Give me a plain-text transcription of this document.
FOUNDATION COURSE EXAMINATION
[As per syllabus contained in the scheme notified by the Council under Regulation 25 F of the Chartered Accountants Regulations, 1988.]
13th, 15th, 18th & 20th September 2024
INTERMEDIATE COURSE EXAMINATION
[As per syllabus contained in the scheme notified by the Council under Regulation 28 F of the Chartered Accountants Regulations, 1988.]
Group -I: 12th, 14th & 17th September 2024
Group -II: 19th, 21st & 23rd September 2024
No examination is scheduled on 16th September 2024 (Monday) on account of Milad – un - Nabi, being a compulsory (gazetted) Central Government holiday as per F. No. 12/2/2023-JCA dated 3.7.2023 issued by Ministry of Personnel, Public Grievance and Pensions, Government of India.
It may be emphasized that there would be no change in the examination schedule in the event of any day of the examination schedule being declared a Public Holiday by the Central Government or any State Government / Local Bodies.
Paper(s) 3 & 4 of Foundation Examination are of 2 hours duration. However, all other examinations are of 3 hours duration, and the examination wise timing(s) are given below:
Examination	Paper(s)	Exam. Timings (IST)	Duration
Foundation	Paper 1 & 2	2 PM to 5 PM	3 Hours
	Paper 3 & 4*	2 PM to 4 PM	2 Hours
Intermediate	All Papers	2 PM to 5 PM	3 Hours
━━━━━━━━━━━━━━━━
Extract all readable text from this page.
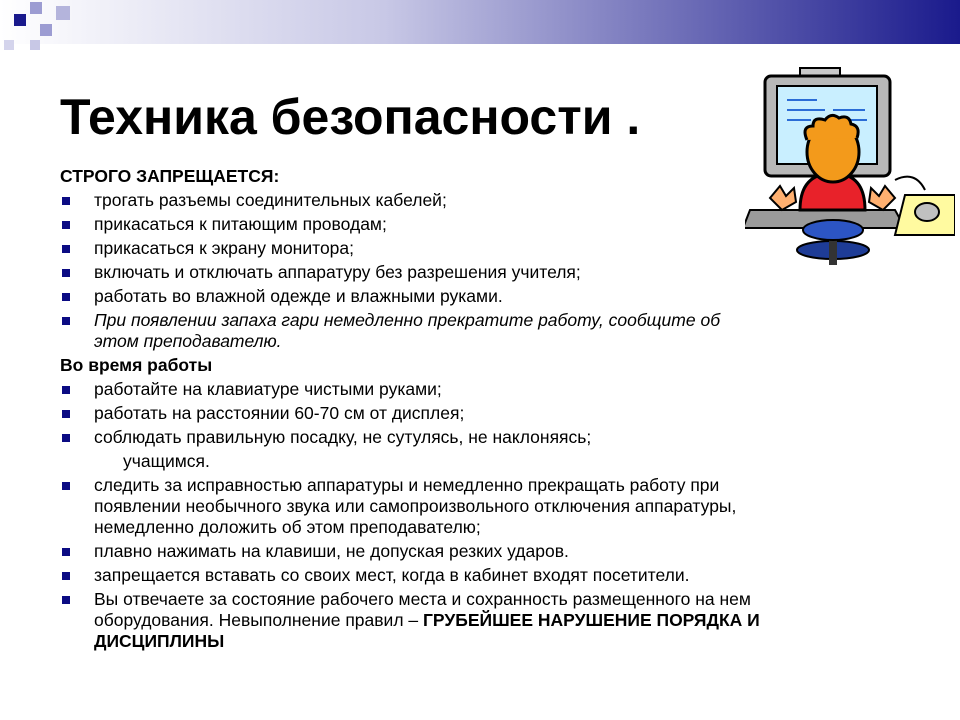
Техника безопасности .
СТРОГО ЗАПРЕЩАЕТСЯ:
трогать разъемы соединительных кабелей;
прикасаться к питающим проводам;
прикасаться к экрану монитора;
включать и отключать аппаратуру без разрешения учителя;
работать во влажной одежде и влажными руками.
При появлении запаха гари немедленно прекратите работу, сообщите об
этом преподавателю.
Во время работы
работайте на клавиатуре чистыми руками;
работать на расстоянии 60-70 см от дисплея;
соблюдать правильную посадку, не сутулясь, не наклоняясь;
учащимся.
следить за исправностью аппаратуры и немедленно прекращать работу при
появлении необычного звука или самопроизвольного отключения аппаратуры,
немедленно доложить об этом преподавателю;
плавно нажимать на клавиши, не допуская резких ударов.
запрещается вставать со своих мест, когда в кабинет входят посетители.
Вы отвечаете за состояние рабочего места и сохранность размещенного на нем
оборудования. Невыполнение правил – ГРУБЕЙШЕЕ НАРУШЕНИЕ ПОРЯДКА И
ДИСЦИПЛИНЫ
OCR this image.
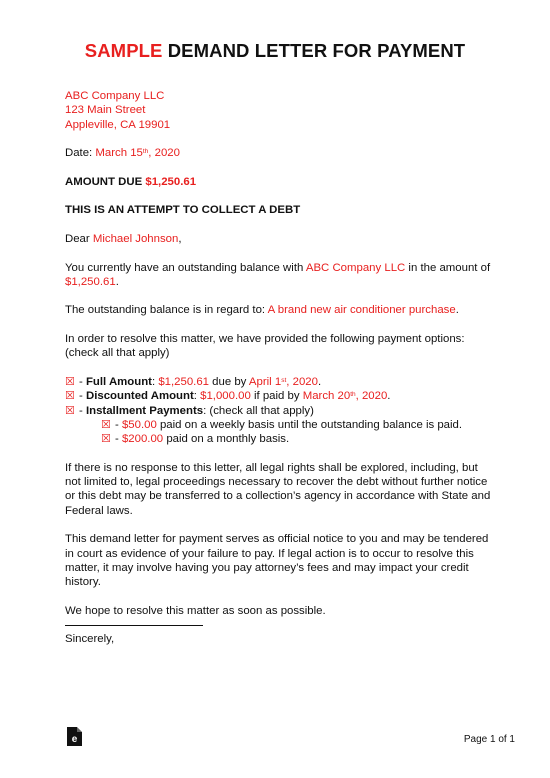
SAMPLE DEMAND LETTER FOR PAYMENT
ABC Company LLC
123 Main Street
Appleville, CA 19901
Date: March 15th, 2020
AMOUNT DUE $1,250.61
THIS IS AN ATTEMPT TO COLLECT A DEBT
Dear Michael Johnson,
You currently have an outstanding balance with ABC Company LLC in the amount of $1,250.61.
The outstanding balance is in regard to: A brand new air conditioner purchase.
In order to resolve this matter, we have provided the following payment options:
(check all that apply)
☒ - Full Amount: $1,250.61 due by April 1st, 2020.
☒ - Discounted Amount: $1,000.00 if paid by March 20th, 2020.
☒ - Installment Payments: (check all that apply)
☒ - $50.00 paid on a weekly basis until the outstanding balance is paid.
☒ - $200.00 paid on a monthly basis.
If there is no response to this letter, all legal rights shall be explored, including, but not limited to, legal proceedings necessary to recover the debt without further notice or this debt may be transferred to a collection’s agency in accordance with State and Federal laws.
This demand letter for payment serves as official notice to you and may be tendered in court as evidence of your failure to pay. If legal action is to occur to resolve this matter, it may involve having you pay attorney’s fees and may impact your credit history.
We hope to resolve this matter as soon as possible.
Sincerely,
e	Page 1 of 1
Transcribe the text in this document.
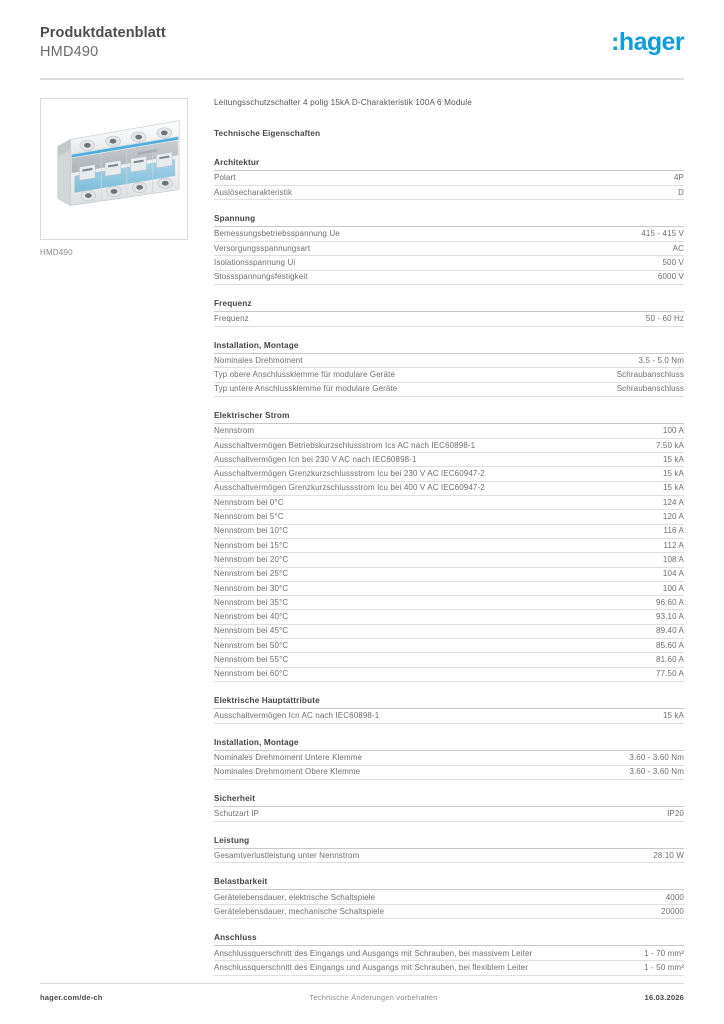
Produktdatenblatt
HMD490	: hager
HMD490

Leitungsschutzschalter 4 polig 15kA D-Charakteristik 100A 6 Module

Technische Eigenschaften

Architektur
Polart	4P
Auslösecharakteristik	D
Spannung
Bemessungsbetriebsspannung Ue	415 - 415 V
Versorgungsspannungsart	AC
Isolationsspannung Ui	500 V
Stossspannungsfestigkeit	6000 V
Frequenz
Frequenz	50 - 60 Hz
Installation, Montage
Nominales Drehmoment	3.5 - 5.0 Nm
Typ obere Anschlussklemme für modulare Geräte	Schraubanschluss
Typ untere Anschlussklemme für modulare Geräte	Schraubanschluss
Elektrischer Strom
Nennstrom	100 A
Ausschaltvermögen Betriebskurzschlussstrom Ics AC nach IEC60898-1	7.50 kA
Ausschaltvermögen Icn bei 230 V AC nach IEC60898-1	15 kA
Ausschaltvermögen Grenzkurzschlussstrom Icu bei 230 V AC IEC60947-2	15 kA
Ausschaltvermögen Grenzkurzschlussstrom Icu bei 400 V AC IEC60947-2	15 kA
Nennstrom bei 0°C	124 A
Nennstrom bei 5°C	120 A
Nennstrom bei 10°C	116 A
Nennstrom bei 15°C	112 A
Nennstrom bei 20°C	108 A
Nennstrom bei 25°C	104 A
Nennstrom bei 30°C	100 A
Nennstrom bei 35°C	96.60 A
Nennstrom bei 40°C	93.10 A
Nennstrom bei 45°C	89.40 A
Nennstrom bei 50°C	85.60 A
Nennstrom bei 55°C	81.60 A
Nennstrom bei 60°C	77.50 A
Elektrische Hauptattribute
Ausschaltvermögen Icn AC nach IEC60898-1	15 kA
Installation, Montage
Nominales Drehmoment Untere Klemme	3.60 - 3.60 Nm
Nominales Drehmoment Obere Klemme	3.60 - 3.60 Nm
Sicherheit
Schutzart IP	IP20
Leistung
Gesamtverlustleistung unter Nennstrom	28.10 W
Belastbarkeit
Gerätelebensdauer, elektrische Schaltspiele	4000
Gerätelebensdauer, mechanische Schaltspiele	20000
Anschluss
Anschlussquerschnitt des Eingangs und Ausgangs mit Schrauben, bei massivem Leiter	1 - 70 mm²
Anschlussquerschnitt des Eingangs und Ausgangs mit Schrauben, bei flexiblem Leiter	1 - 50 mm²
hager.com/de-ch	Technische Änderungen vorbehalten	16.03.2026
━━━━━━━━━━━━━━━━
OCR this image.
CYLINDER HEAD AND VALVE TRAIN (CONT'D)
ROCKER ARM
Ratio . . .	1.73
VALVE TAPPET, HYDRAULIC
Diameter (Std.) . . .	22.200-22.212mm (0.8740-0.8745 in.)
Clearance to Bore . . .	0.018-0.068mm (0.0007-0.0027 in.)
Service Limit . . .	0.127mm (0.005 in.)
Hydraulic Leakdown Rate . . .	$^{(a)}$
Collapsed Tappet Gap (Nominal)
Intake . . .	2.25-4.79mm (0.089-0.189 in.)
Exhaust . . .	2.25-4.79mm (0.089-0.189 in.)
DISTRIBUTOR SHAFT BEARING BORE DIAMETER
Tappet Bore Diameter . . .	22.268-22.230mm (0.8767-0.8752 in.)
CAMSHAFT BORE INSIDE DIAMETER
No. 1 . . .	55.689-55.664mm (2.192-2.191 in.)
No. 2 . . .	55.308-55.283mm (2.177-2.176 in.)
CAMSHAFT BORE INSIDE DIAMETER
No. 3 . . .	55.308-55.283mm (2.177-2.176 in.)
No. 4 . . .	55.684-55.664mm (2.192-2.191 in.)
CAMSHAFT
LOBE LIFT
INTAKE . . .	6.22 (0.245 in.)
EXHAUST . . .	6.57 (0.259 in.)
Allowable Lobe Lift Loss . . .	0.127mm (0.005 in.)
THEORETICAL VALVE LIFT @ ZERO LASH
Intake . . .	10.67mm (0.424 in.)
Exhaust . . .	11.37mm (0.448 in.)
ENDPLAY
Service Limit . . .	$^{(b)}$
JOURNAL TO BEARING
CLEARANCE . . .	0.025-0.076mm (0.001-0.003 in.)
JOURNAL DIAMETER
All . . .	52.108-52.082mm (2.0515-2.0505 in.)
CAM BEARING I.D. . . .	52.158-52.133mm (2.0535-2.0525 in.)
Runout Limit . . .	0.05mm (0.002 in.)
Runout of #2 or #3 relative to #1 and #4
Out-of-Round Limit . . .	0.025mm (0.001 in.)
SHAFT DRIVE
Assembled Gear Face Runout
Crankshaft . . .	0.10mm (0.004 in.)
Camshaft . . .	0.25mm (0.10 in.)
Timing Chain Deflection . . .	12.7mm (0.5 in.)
━━━━━━━━━━━━━━━━
Check each line above for the string "contained" and show the ones that have it.

## The response:
[As per syllabus contained in the scheme notified by the Council under Regulation 25 F of the Chartered Accountants Regulations, 1988.]
[As per syllabus contained in the scheme notified by the Council under Regulation 28 F of the Chartered Accountants Regulations, 1988.]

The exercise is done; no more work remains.